# [Task to complete]
Every entry needs to be reproduced exactly.

####

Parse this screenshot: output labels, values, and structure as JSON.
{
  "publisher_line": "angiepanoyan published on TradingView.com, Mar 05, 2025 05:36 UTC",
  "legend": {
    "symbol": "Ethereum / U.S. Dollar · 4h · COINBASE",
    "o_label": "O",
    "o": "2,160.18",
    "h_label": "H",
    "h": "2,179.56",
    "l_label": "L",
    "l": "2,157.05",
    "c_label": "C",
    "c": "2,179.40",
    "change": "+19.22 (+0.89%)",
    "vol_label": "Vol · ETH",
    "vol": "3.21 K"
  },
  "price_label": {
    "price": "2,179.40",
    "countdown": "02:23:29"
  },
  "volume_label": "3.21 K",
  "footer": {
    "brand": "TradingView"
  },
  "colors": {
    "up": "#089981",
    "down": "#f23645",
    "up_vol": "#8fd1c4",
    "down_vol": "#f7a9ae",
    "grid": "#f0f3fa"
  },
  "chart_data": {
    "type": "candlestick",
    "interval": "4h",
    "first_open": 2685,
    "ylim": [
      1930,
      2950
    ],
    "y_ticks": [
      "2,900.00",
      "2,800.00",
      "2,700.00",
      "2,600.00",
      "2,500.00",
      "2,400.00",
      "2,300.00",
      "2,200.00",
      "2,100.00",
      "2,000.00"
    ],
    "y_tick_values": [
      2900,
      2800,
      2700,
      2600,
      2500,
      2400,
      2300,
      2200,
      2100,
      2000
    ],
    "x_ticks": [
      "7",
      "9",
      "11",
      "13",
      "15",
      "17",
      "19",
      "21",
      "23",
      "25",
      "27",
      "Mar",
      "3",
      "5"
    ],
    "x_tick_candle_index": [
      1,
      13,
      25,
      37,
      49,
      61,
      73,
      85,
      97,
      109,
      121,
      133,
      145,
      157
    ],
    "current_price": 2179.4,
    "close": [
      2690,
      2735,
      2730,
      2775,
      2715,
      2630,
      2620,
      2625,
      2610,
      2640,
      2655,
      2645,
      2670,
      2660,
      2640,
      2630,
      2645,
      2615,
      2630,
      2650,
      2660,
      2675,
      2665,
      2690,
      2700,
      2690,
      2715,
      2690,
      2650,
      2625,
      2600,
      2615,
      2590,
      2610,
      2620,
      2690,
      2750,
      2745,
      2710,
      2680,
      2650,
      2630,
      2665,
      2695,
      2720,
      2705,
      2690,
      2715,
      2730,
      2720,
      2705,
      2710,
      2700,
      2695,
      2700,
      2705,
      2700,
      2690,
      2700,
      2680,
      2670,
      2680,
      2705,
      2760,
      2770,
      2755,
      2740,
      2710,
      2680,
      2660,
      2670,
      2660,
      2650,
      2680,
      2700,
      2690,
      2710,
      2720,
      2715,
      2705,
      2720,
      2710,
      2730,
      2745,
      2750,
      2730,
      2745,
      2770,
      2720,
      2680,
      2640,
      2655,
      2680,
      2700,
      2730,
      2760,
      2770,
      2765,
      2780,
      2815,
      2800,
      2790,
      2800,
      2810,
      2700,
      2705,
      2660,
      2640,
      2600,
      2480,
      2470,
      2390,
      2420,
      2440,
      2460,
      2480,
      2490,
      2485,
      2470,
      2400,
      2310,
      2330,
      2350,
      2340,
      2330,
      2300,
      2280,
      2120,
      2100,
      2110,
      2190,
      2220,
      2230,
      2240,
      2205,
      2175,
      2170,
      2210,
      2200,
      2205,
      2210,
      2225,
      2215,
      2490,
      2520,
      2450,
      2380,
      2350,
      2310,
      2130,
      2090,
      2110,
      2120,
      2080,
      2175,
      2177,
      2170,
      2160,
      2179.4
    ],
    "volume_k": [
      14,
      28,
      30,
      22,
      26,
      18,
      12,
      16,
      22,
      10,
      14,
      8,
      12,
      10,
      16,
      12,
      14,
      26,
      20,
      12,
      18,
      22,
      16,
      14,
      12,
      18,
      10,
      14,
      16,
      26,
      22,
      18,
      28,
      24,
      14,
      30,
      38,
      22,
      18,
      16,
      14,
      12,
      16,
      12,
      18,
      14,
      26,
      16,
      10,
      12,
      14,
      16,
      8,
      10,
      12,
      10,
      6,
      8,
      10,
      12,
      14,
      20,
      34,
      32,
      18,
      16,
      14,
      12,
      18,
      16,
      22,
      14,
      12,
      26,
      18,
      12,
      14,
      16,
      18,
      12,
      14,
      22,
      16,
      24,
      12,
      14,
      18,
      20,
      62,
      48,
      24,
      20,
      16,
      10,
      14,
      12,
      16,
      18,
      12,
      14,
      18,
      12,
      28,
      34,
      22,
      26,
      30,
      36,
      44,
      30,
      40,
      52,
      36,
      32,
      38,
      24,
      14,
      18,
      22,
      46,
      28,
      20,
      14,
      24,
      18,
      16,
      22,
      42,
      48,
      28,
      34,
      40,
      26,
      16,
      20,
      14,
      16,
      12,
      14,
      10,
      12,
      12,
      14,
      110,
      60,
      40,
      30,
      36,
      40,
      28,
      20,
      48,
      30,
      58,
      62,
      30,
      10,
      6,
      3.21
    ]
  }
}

####

# [Task output]
Parse this screenshot: output labels, values, and structure as JSON.
{
  "publisher_line": "angiepanoyan published on TradingView.com, Mar 05, 2025 05:36 UTC",
  "legend": {
    "symbol": "Ethereum / U.S. Dollar · 4h · COINBASE",
    "o_label": "O",
    "o": "2,160.18",
    "h_label": "H",
    "h": "2,179.56",
    "l_label": "L",
    "l": "2,157.05",
    "c_label": "C",
    "c": "2,179.40",
    "change": "+19.22 (+0.89%)",
    "vol_label": "Vol · ETH",
    "vol": "3.21 K"
  },
  "price_label": {
    "price": "2,179.40",
    "countdown": "02:23:29"
  },
  "volume_label": "3.21 K",
  "footer": {
    "brand": "TradingView"
  },
  "colors": {
    "up": "#089981",
    "down": "#f23645",
    "up_vol": "#8fd1c4",
    "down_vol": "#f7a9ae",
    "grid": "#f0f3fa"
  },
  "chart_data": {
    "type": "candlestick",
    "interval": "4h",
    "first_open": 2685,
    "ylim": [
      1930,
      2950
    ],
    "y_ticks": [
      "2,900.00",
      "2,800.00",
      "2,700.00",
      "2,600.00",
      "2,500.00",
      "2,400.00",
      "2,300.00",
      "2,200.00",
      "2,100.00",
      "2,000.00"
    ],
    "y_tick_values": [
      2900,
      2800,
      2700,
      2600,
      2500,
      2400,
      2300,
      2200,
      2100,
      2000
    ],
    "x_ticks": [
      "7",
      "9",
      "11",
      "13",
      "15",
      "17",
      "19",
      "21",
      "23",
      "25",
      "27",
      "Mar",
      "3",
      "5"
    ],
    "x_tick_candle_index": [
      1,
      13,
      25,
      37,
      49,
      61,
      73,
      85,
      97,
      109,
      121,
      133,
      145,
      157
    ],
    "current_price": 2179.4,
    "close": [
      2690,
      2735,
      2730,
      2775,
      2715,
      2630,
      2620,
      2625,
      2610,
      2640,
      2655,
      2645,
      2670,
      2660,
      2640,
      2630,
      2645,
      2615,
      2630,
      2650,
      2660,
      2675,
      2665,
      2690,
      2700,
      2690,
      2715,
      2690,
      2650,
      2625,
      2600,
      2615,
      2590,
      2610,
      2620,
      2690,
      2750,
      2745,
      2710,
      2680,
      2650,
      2630,
      2665,
      2695,
      2720,
      2705,
      2690,
      2715,
      2730,
      2720,
      2705,
      2710,
      2700,
      2695,
      2700,
      2705,
      2700,
      2690,
      2700,
      2680,
      2670,
      2680,
      2705,
      2760,
      2770,
      2755,
      2740,
      2710,
      2680,
      2660,
      2670,
      2660,
      2650,
      2680,
      2700,
      2690,
      2710,
      2720,
      2715,
      2705,
      2720,
      2710,
      2730,
      2745,
      2750,
      2730,
      2745,
      2770,
      2720,
      2680,
      2640,
      2655,
      2680,
      2700,
      2730,
      2760,
      2770,
      2765,
      2780,
      2815,
      2800,
      2790,
      2800,
      2810,
      2700,
      2705,
      2660,
      2640,
      2600,
      2480,
      2470,
      2390,
      2420,
      2440,
      2460,
      2480,
      2490,
      2485,
      2470,
      2400,
      2310,
      2330,
      2350,
      2340,
      2330,
      2300,
      2280,
      2120,
      2100,
      2110,
      2190,
      2220,
      2230,
      2240,
      2205,
      2175,
      2170,
      2210,
      2200,
      2205,
      2210,
      2225,
      2215,
      2490,
      2520,
      2450,
      2380,
      2350,
      2310,
      2130,
      2090,
      2110,
      2120,
      2080,
      2175,
      2177,
      2170,
      2160,
      2179.4
    ],
    "volume_k": [
      14,
      28,
      30,
      22,
      26,
      18,
      12,
      16,
      22,
      10,
      14,
      8,
      12,
      10,
      16,
      12,
      14,
      26,
      20,
      12,
      18,
      22,
      16,
      14,
      12,
      18,
      10,
      14,
      16,
      26,
      22,
      18,
      28,
      24,
      14,
      30,
      38,
      22,
      18,
      16,
      14,
      12,
      16,
      12,
      18,
      14,
      26,
      16,
      10,
      12,
      14,
      16,
      8,
      10,
      12,
      10,
      6,
      8,
      10,
      12,
      14,
      20,
      34,
      32,
      18,
      16,
      14,
      12,
      18,
      16,
      22,
      14,
      12,
      26,
      18,
      12,
      14,
      16,
      18,
      12,
      14,
      22,
      16,
      24,
      12,
      14,
      18,
      20,
      62,
      48,
      24,
      20,
      16,
      10,
      14,
      12,
      16,
      18,
      12,
      14,
      18,
      12,
      28,
      34,
      22,
      26,
      30,
      36,
      44,
      30,
      40,
      52,
      36,
      32,
      38,
      24,
      14,
      18,
      22,
      46,
      28,
      20,
      14,
      24,
      18,
      16,
      22,
      42,
      48,
      28,
      34,
      40,
      26,
      16,
      20,
      14,
      16,
      12,
      14,
      10,
      12,
      12,
      14,
      110,
      60,
      40,
      30,
      36,
      40,
      28,
      20,
      48,
      30,
      58,
      62,
      30,
      10,
      6,
      3.21
    ]
  }
}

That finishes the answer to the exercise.